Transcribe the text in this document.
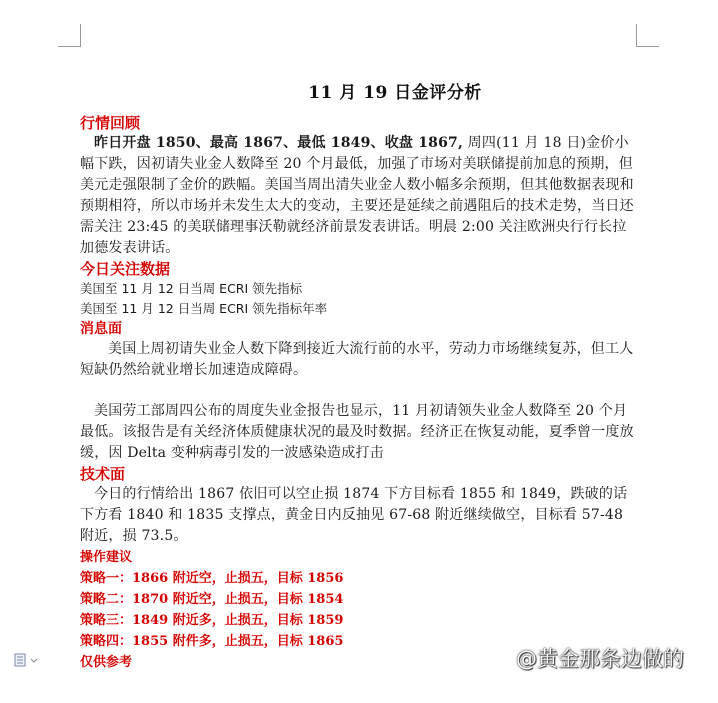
11 月 19 日金评分析

行情回顾

昨日开盘 1850、最高 1867、最低 1849、收盘 1867, 周四(11 月 18 日)金价小幅下跌，因初请失业金人数降至 20 个月最低，加强了市场对美联储提前加息的预期，但美元走强限制了金价的跌幅。美国当周出清失业金人数小幅多余预期，但其他数据表现和预期相符，所以市场并未发生太大的变动，主要还是延续之前遇阻后的技术走势，当日还需关注 23:45 的美联储理事沃勒就经济前景发表讲话。明晨 2:00 关注欧洲央行行长拉加德发表讲话。

今日关注数据

美国至 11 月 12 日当周 ECRI 领先指标

美国至 11 月 12 日当周 ECRI 领先指标年率

消息面

美国上周初请失业金人数下降到接近大流行前的水平，劳动力市场继续复苏，但工人短缺仍然给就业增长加速造成障碍。

美国劳工部周四公布的周度失业金报告也显示，11 月初请领失业金人数降至 20 个月最低。该报告是有关经济体质健康状况的最及时数据。经济正在恢复动能，夏季曾一度放缓，因 Delta 变种病毒引发的一波感染造成打击

技术面

今日的行情给出 1867 依旧可以空止损 1874 下方目标看 1855 和 1849，跌破的话下方看 1840 和 1835 支撑点，黄金日内反抽见 67-68 附近继续做空，目标看 57-48 附近，损 73.5。

操作建议

策略一：1866 附近空，止损五，目标 1856

策略二：1870 附近空，止损五，目标 1854

策略三：1849 附近多，止损五，目标 1859

策略四：1855 附件多，止损五，目标 1865

仅供参考	@黄金那条边做的
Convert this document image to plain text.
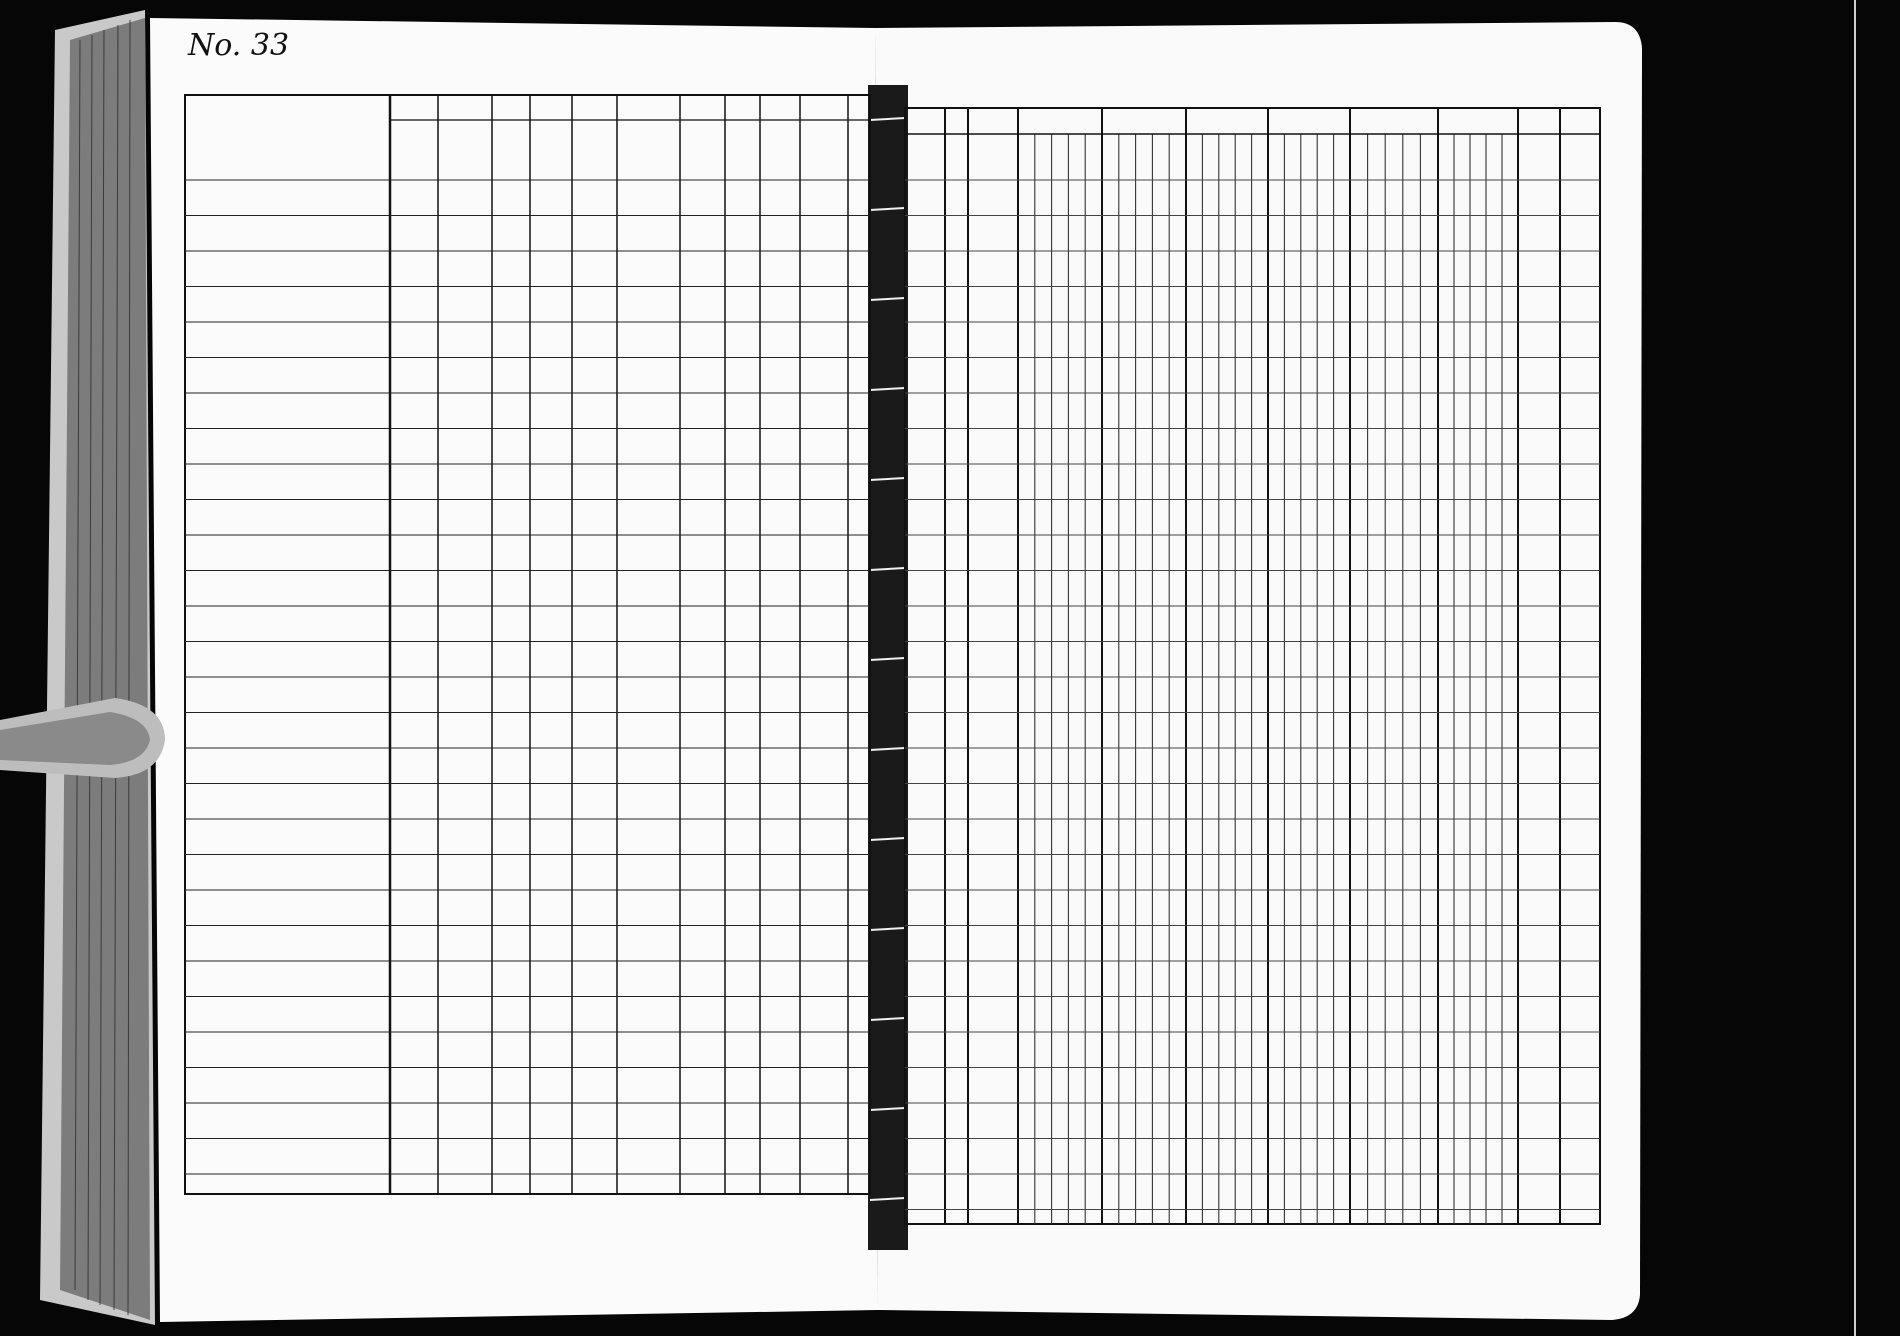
No. 33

> [TASK INSTRUCTIONS] Write the records out once more, exactly as they appear, with no pictures.

> [FINISHED ANSWER]
Transcribe the text in this document.
11 月 19 日金评分析

行情回顾

昨日开盘 1850、最高 1867、最低 1849、收盘 1867, 周四(11 月 18 日)金价小幅下跌，因初请失业金人数降至 20 个月最低，加强了市场对美联储提前加息的预期，但美元走强限制了金价的跌幅。美国当周出清失业金人数小幅多余预期，但其他数据表现和预期相符，所以市场并未发生太大的变动，主要还是延续之前遇阻后的技术走势，当日还需关注 23:45 的美联储理事沃勒就经济前景发表讲话。明晨 2:00 关注欧洲央行行长拉加德发表讲话。

今日关注数据

美国至 11 月 12 日当周 ECRI 领先指标

美国至 11 月 12 日当周 ECRI 领先指标年率

消息面

美国上周初请失业金人数下降到接近大流行前的水平，劳动力市场继续复苏，但工人短缺仍然给就业增长加速造成障碍。

美国劳工部周四公布的周度失业金报告也显示，11 月初请领失业金人数降至 20 个月最低。该报告是有关经济体质健康状况的最及时数据。经济正在恢复动能，夏季曾一度放缓，因 Delta 变种病毒引发的一波感染造成打击

技术面

今日的行情给出 1867 依旧可以空止损 1874 下方目标看 1855 和 1849，跌破的话下方看 1840 和 1835 支撑点，黄金日内反抽见 67-68 附近继续做空，目标看 57-48 附近，损 73.5。

操作建议

策略一：1866 附近空，止损五，目标 1856

策略二：1870 附近空，止损五，目标 1854

策略三：1849 附近多，止损五，目标 1859

策略四：1855 附件多，止损五，目标 1865

仅供参考	@黄金那条边做的
Convert this document image to plain text.
No. 33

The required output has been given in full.